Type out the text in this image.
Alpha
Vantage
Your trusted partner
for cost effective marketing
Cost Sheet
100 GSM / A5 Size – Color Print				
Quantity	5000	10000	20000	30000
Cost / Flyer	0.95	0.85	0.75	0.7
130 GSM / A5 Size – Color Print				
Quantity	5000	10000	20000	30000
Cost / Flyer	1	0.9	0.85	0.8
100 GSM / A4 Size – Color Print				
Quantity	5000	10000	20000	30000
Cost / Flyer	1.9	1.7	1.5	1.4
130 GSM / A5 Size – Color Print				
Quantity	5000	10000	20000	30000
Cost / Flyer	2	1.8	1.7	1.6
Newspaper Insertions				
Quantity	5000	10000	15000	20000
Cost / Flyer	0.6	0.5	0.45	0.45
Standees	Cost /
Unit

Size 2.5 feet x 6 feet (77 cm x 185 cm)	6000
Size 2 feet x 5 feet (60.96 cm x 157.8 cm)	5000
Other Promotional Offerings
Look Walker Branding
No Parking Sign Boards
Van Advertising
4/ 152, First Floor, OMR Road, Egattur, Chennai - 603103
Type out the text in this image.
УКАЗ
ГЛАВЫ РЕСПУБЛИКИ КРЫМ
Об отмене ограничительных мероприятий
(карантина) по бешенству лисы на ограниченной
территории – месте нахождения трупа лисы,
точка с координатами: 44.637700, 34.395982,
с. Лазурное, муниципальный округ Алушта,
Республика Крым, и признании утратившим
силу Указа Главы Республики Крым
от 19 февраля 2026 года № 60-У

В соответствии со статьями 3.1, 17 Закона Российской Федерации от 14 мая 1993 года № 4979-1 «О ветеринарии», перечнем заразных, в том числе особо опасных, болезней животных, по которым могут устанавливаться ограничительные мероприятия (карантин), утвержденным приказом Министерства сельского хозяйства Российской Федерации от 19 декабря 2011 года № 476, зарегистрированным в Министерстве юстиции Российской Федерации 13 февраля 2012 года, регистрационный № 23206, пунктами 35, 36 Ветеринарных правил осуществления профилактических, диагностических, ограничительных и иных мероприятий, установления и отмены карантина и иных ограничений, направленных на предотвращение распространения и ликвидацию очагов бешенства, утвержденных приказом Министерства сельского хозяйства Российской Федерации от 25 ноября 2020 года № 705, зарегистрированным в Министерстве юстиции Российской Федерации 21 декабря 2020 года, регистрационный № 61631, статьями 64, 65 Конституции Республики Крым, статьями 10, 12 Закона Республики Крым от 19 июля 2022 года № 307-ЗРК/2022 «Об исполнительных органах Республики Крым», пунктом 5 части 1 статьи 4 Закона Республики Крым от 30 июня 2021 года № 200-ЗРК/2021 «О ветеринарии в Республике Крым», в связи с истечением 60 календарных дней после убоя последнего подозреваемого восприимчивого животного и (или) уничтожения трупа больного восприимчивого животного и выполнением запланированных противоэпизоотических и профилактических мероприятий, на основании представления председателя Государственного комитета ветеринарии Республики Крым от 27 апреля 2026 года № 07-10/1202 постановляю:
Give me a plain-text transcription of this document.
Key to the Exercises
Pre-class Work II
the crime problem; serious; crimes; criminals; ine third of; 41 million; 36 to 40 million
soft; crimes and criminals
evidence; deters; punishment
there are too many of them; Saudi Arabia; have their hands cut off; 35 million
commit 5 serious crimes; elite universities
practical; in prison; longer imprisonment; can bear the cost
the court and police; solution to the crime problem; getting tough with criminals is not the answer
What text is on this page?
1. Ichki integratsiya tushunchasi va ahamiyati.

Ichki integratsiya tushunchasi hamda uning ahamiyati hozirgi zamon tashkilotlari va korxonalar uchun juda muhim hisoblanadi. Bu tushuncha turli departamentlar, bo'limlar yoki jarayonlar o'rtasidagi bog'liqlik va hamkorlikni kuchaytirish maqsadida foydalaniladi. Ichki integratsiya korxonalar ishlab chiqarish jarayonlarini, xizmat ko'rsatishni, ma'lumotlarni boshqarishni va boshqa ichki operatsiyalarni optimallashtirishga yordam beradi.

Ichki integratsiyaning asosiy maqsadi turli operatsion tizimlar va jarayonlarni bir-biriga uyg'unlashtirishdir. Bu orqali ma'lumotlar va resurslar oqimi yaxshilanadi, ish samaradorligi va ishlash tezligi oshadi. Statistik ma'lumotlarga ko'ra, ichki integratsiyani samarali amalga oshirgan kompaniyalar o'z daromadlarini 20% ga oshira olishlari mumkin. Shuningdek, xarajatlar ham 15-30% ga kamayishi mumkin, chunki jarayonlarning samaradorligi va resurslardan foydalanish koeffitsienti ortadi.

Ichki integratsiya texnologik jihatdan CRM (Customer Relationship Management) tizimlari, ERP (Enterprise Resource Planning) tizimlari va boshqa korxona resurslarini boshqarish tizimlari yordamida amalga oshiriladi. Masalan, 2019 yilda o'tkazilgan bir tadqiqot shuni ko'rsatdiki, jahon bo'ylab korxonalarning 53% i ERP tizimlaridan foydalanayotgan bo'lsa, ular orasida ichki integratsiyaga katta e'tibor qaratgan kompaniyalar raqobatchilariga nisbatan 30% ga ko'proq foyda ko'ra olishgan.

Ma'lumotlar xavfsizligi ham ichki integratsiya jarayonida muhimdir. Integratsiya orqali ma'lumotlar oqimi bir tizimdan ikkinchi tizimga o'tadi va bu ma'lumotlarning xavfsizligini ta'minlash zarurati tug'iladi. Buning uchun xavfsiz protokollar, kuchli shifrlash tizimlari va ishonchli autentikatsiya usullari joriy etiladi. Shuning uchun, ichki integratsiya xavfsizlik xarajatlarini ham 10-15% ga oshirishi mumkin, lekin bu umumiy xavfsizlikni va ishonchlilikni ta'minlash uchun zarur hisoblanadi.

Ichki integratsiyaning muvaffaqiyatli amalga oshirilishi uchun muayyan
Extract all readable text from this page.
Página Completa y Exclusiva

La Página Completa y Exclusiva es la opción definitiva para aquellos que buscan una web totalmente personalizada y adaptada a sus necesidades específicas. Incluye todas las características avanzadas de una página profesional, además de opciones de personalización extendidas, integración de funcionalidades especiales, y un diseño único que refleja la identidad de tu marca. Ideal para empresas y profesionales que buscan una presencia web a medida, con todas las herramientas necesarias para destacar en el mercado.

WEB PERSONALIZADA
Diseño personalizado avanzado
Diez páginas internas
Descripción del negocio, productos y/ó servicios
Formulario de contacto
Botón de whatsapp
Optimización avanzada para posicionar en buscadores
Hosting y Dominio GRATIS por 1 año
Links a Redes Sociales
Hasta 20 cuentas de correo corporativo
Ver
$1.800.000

What to produce
Using the records above, find and show each line with the string "problem".

Output for this task
the crime problem; serious; crimes; criminals; ine third of; 41 million; 36 to 40 million
the court and police; solution to the crime problem; getting tough with criminals is not the answer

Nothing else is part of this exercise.